- **What to produce**:
Search the records for the word "Wind" and report each line that has it.

######

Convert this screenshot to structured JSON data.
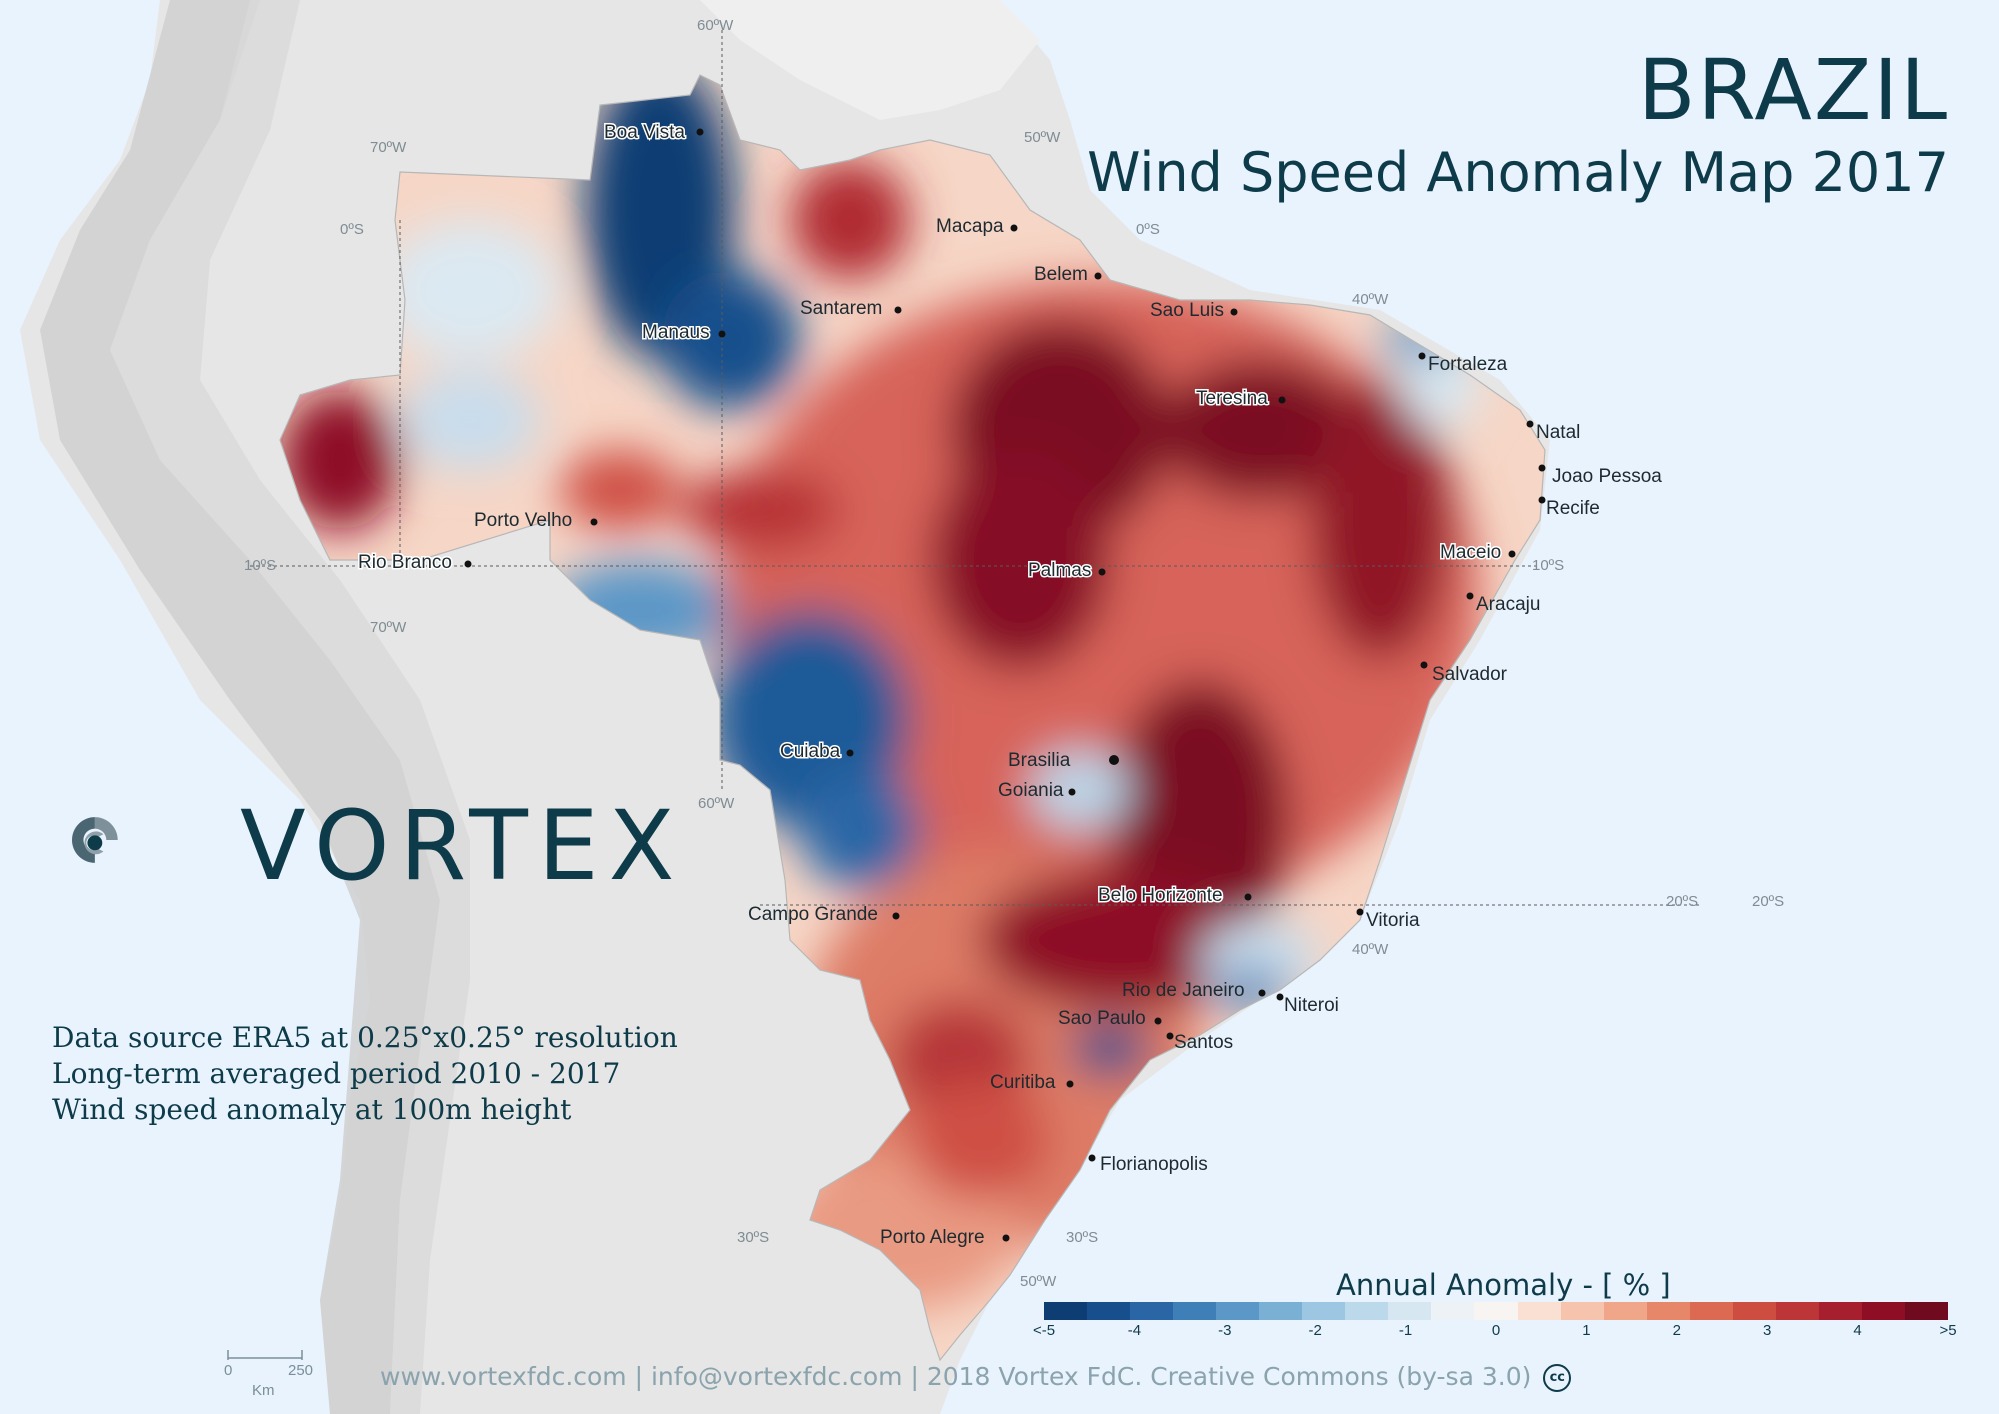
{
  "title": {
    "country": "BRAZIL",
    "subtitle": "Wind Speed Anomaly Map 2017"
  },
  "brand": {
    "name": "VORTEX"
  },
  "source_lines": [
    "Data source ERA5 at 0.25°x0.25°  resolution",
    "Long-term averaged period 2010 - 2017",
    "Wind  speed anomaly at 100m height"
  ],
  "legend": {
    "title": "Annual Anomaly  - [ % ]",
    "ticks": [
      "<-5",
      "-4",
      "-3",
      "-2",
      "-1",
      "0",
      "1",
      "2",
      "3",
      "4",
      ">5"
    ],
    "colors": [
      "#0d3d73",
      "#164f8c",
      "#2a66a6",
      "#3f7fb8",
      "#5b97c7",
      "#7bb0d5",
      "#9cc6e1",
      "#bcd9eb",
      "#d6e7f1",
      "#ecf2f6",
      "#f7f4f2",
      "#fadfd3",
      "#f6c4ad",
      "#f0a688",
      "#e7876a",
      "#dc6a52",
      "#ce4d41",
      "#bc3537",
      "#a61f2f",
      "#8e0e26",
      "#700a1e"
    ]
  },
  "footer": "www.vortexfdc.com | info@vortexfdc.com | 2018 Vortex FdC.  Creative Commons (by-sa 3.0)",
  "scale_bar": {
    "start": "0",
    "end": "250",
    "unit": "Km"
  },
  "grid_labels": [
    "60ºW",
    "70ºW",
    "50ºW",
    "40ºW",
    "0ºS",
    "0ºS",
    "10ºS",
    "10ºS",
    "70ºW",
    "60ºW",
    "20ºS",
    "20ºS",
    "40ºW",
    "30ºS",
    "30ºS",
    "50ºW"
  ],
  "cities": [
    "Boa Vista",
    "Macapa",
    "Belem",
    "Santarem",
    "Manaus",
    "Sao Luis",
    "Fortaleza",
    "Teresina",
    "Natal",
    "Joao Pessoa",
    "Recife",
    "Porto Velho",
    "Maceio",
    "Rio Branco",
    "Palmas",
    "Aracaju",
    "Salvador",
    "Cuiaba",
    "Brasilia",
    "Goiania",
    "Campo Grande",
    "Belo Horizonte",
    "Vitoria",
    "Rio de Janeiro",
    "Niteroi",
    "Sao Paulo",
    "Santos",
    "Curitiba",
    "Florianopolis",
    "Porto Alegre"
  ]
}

######

- **Complete answer**:
    "subtitle": "Wind Speed Anomaly Map 2017"
    "Wind  speed anomaly at 100m height"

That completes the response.